→ **TASK BRIEF**
Wherever the string "primary" shows up in a line, count that line. Give the total alone.

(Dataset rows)
►
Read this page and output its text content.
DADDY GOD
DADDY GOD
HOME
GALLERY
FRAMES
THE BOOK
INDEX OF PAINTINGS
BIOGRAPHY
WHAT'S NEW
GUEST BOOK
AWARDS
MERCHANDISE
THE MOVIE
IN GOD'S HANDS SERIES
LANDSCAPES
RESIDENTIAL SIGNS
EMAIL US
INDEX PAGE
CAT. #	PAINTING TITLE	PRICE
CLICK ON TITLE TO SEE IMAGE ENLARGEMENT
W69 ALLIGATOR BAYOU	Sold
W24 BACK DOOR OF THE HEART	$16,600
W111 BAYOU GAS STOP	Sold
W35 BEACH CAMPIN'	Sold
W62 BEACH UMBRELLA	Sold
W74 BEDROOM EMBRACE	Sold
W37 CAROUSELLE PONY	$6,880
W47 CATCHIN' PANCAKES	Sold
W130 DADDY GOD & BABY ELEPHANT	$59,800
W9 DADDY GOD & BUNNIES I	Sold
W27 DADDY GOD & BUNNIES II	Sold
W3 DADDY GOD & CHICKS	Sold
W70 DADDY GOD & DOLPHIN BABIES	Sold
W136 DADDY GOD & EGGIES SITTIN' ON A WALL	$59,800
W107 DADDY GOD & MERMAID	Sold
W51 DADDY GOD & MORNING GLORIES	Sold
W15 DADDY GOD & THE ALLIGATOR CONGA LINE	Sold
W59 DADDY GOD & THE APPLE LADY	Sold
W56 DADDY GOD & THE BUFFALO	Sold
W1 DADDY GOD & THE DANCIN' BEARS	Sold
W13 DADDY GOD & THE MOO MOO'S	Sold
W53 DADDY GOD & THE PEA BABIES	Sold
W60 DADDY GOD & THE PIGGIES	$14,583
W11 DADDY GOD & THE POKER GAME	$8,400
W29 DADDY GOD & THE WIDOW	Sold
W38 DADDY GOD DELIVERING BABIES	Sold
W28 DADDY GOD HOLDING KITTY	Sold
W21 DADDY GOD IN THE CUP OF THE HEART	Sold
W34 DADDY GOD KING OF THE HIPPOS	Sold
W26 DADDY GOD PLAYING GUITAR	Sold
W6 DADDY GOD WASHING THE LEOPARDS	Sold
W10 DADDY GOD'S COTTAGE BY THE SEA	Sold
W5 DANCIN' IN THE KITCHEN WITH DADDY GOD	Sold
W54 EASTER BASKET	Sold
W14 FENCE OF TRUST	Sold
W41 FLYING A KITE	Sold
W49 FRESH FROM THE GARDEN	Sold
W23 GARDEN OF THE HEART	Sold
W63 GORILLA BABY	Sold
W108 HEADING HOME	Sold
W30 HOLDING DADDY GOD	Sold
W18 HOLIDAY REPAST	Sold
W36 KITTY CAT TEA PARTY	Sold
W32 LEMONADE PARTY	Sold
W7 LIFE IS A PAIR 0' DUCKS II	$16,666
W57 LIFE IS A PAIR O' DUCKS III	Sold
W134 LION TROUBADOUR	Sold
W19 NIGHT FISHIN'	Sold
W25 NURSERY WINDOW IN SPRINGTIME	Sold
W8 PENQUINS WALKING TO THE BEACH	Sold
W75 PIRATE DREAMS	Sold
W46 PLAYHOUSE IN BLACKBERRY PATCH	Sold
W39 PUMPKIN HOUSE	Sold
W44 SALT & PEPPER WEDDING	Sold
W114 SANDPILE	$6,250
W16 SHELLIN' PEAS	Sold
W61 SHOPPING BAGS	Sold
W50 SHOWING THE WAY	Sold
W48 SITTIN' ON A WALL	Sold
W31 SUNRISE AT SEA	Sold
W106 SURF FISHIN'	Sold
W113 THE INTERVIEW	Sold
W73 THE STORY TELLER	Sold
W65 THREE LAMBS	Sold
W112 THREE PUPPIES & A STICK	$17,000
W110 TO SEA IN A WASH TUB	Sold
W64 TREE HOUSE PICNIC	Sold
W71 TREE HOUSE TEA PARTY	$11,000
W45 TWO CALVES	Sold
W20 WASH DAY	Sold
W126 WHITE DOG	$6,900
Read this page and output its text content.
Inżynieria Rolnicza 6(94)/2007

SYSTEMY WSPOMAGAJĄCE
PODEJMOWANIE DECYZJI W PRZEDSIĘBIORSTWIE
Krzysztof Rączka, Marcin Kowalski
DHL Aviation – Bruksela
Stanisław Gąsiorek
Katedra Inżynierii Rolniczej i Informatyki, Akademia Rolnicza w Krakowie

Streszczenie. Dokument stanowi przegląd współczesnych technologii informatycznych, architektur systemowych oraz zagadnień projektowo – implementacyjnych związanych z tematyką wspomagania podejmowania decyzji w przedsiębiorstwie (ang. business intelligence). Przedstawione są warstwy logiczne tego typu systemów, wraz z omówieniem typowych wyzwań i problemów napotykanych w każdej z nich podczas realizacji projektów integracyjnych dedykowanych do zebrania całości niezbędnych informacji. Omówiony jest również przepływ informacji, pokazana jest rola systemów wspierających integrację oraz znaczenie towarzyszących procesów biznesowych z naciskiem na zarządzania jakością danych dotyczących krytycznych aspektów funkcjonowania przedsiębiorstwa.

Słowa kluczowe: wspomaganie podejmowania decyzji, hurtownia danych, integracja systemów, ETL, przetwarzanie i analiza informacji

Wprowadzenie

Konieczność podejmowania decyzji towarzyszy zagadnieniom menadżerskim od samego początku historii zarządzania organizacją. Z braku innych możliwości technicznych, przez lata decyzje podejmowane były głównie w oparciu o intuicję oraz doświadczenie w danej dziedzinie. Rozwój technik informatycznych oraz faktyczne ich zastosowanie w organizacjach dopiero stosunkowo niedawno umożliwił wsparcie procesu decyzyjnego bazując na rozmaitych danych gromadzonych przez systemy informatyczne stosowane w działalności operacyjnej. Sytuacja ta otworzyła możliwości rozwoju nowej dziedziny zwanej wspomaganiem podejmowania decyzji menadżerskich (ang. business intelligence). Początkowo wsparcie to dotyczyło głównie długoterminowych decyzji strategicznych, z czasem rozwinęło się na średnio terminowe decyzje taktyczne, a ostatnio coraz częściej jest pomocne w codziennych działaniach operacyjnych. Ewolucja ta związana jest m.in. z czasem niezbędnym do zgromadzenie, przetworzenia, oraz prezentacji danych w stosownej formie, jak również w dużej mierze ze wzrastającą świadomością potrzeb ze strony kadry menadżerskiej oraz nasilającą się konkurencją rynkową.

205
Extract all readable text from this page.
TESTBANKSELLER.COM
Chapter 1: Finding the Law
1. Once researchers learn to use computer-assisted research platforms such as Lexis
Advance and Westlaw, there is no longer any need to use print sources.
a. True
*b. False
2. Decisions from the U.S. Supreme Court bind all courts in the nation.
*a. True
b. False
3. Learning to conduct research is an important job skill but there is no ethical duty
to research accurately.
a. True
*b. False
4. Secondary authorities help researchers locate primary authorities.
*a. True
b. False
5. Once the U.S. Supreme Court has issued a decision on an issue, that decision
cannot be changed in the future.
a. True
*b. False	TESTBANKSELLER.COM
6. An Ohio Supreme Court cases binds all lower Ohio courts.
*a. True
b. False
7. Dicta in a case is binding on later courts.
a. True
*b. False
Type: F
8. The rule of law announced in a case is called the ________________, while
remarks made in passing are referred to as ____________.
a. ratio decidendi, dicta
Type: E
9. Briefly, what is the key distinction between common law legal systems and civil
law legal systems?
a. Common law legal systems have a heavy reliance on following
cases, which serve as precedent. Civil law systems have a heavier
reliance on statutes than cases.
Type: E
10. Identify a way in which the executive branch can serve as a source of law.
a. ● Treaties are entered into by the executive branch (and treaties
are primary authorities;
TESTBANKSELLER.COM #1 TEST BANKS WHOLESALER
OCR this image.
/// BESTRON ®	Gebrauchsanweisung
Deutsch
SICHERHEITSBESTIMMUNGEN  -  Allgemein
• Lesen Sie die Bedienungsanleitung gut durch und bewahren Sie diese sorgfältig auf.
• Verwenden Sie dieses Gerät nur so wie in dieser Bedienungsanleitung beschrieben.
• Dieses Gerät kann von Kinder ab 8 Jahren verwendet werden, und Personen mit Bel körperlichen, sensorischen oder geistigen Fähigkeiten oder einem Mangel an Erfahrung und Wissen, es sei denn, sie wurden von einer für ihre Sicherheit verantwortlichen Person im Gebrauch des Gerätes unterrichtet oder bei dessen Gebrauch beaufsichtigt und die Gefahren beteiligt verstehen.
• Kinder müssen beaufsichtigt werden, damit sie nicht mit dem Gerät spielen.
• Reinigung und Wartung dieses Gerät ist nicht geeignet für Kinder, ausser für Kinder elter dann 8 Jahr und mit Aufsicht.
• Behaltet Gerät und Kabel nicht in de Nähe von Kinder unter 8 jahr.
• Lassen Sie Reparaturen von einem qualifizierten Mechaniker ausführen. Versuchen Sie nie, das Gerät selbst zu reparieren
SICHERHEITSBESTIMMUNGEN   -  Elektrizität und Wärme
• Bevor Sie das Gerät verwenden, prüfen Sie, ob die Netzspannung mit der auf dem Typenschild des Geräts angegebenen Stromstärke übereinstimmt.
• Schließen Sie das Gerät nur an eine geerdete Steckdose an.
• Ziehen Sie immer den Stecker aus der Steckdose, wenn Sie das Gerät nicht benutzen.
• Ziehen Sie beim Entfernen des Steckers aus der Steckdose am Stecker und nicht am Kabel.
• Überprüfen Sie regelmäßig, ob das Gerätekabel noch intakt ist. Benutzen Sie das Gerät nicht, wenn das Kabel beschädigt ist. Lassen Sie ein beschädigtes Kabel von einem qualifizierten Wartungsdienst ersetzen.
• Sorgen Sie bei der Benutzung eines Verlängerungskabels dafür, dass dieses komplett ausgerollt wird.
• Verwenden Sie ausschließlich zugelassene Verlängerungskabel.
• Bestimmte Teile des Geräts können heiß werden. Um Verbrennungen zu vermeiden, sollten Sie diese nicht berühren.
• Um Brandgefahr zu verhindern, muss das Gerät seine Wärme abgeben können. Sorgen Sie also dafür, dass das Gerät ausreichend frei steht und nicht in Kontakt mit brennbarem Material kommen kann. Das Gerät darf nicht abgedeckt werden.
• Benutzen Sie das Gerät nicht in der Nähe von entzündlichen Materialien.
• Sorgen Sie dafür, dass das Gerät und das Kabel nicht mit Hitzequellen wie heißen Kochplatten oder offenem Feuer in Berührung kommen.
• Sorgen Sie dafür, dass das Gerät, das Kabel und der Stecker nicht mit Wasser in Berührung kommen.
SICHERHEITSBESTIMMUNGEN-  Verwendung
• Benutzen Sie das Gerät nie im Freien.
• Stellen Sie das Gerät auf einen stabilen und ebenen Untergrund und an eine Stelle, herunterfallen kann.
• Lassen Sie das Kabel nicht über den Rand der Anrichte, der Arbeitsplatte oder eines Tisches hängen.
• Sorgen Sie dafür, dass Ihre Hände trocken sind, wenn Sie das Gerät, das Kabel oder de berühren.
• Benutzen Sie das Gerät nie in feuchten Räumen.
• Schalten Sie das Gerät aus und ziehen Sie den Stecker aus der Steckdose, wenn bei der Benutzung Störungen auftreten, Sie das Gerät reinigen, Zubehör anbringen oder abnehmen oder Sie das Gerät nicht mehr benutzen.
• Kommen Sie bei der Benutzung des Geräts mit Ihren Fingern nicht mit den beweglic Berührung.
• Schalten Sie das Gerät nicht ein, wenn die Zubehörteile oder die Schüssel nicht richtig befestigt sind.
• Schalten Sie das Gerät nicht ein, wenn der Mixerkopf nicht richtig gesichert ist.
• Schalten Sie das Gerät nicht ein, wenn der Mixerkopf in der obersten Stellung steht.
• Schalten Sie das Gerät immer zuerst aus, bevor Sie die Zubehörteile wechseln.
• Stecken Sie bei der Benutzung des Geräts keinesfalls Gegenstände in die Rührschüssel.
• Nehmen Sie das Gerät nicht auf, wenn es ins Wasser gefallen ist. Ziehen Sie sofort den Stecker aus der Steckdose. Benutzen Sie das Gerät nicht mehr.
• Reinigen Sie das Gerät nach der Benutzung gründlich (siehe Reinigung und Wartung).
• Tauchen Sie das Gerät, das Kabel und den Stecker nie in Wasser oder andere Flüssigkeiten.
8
◄
→ **WRITTEN RESPONSE**
2